begin DATASET EXTRACT
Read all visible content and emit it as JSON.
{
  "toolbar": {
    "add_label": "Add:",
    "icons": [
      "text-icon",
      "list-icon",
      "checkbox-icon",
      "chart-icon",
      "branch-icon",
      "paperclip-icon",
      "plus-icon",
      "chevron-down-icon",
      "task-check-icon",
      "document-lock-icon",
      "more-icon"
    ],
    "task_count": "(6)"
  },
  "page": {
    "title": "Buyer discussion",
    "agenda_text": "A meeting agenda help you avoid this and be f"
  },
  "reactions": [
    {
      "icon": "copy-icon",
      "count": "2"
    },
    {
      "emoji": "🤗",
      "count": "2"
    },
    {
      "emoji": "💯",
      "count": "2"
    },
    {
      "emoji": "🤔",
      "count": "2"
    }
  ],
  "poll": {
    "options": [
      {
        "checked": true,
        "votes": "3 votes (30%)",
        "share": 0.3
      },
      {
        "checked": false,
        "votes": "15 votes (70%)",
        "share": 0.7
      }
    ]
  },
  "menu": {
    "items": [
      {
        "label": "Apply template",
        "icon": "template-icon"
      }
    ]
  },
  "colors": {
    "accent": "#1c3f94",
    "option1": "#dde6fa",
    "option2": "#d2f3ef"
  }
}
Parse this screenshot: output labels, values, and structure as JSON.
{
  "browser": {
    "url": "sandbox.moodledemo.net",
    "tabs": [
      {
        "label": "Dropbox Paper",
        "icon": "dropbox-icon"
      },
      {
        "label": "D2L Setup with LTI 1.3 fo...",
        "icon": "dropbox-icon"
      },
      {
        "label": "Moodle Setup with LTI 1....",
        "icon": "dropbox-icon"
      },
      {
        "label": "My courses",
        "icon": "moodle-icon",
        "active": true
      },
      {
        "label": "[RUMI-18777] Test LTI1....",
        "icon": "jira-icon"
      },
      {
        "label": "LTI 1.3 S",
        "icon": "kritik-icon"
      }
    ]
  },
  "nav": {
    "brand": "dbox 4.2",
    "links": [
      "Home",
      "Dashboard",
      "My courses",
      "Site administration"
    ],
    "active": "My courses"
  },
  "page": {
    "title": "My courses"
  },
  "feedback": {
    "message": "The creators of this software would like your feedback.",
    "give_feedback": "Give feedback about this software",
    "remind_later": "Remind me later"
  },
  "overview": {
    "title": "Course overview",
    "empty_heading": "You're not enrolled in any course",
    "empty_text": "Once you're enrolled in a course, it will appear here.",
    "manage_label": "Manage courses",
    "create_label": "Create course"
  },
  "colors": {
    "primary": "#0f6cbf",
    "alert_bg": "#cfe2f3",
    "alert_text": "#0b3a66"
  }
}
end DATASET EXTRACT
EXERCISE
Each line from the one containing "Parse this screenshot: output" to the end of the listing above should be copied exactly, and nothing else.

RESULT
Parse this screenshot: output labels, values, and structure as JSON.
{
  "browser": {
    "url": "sandbox.moodledemo.net",
    "tabs": [
      {
        "label": "Dropbox Paper",
        "icon": "dropbox-icon"
      },
      {
        "label": "D2L Setup with LTI 1.3 fo...",
        "icon": "dropbox-icon"
      },
      {
        "label": "Moodle Setup with LTI 1....",
        "icon": "dropbox-icon"
      },
      {
        "label": "My courses",
        "icon": "moodle-icon",
        "active": true
      },
      {
        "label": "[RUMI-18777] Test LTI1....",
        "icon": "jira-icon"
      },
      {
        "label": "LTI 1.3 S",
        "icon": "kritik-icon"
      }
    ]
  },
  "nav": {
    "brand": "dbox 4.2",
    "links": [
      "Home",
      "Dashboard",
      "My courses",
      "Site administration"
    ],
    "active": "My courses"
  },
  "page": {
    "title": "My courses"
  },
  "feedback": {
    "message": "The creators of this software would like your feedback.",
    "give_feedback": "Give feedback about this software",
    "remind_later": "Remind me later"
  },
  "overview": {
    "title": "Course overview",
    "empty_heading": "You're not enrolled in any course",
    "empty_text": "Once you're enrolled in a course, it will appear here.",
    "manage_label": "Manage courses",
    "create_label": "Create course"
  },
  "colors": {
    "primary": "#0f6cbf",
    "alert_bg": "#cfe2f3",
    "alert_text": "#0b3a66"
  }
}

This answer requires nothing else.